══ Record extracts

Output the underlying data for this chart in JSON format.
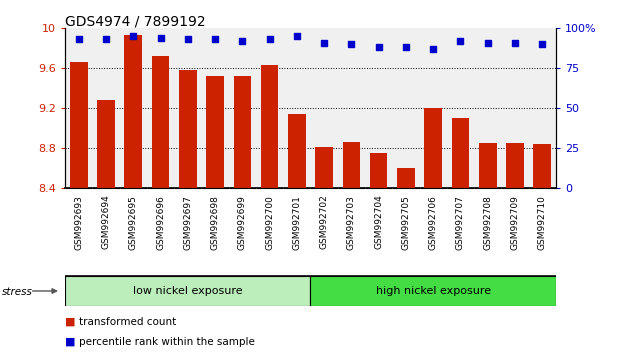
{
  "title": "GDS4974 / 7899192",
  "samples": [
    "GSM992693",
    "GSM992694",
    "GSM992695",
    "GSM992696",
    "GSM992697",
    "GSM992698",
    "GSM992699",
    "GSM992700",
    "GSM992701",
    "GSM992702",
    "GSM992703",
    "GSM992704",
    "GSM992705",
    "GSM992706",
    "GSM992707",
    "GSM992708",
    "GSM992709",
    "GSM992710"
  ],
  "bar_values": [
    9.66,
    9.28,
    9.93,
    9.72,
    9.58,
    9.52,
    9.52,
    9.63,
    9.14,
    8.81,
    8.86,
    8.75,
    8.6,
    9.2,
    9.1,
    8.85,
    8.85,
    8.84
  ],
  "dot_values": [
    93,
    93,
    95,
    94,
    93,
    93,
    92,
    93,
    95,
    91,
    90,
    88,
    88,
    87,
    92,
    91,
    91,
    90
  ],
  "ylim_left": [
    8.4,
    10.0
  ],
  "ylim_right": [
    0,
    100
  ],
  "yticks_left": [
    8.4,
    8.8,
    9.2,
    9.6,
    10.0
  ],
  "ytick_labels_left": [
    "8.4",
    "8.8",
    "9.2",
    "9.6",
    "10"
  ],
  "yticks_right": [
    0,
    25,
    50,
    75,
    100
  ],
  "ytick_labels_right": [
    "0",
    "25",
    "50",
    "75",
    "100%"
  ],
  "bar_color": "#cc2200",
  "dot_color": "#0000cc",
  "group1_label": "low nickel exposure",
  "group2_label": "high nickel exposure",
  "group1_count": 9,
  "group1_bg": "#bbeebb",
  "group2_bg": "#44dd44",
  "xticklabel_bg": "#d4d4d4",
  "stress_label": "stress",
  "legend_bar_label": "transformed count",
  "legend_dot_label": "percentile rank within the sample",
  "plot_bg": "#f0f0f0"
}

════

*Exercise aim:*
Transcribe every line in the entries above, taking out only the images.

*Correct answer:*
Output the underlying data for this chart in JSON format.
{
  "title": "GDS4974 / 7899192",
  "samples": [
    "GSM992693",
    "GSM992694",
    "GSM992695",
    "GSM992696",
    "GSM992697",
    "GSM992698",
    "GSM992699",
    "GSM992700",
    "GSM992701",
    "GSM992702",
    "GSM992703",
    "GSM992704",
    "GSM992705",
    "GSM992706",
    "GSM992707",
    "GSM992708",
    "GSM992709",
    "GSM992710"
  ],
  "bar_values": [
    9.66,
    9.28,
    9.93,
    9.72,
    9.58,
    9.52,
    9.52,
    9.63,
    9.14,
    8.81,
    8.86,
    8.75,
    8.6,
    9.2,
    9.1,
    8.85,
    8.85,
    8.84
  ],
  "dot_values": [
    93,
    93,
    95,
    94,
    93,
    93,
    92,
    93,
    95,
    91,
    90,
    88,
    88,
    87,
    92,
    91,
    91,
    90
  ],
  "ylim_left": [
    8.4,
    10.0
  ],
  "ylim_right": [
    0,
    100
  ],
  "yticks_left": [
    8.4,
    8.8,
    9.2,
    9.6,
    10.0
  ],
  "ytick_labels_left": [
    "8.4",
    "8.8",
    "9.2",
    "9.6",
    "10"
  ],
  "yticks_right": [
    0,
    25,
    50,
    75,
    100
  ],
  "ytick_labels_right": [
    "0",
    "25",
    "50",
    "75",
    "100%"
  ],
  "bar_color": "#cc2200",
  "dot_color": "#0000cc",
  "group1_label": "low nickel exposure",
  "group2_label": "high nickel exposure",
  "group1_count": 9,
  "group1_bg": "#bbeebb",
  "group2_bg": "#44dd44",
  "xticklabel_bg": "#d4d4d4",
  "stress_label": "stress",
  "legend_bar_label": "transformed count",
  "legend_dot_label": "percentile rank within the sample",
  "plot_bg": "#f0f0f0"
}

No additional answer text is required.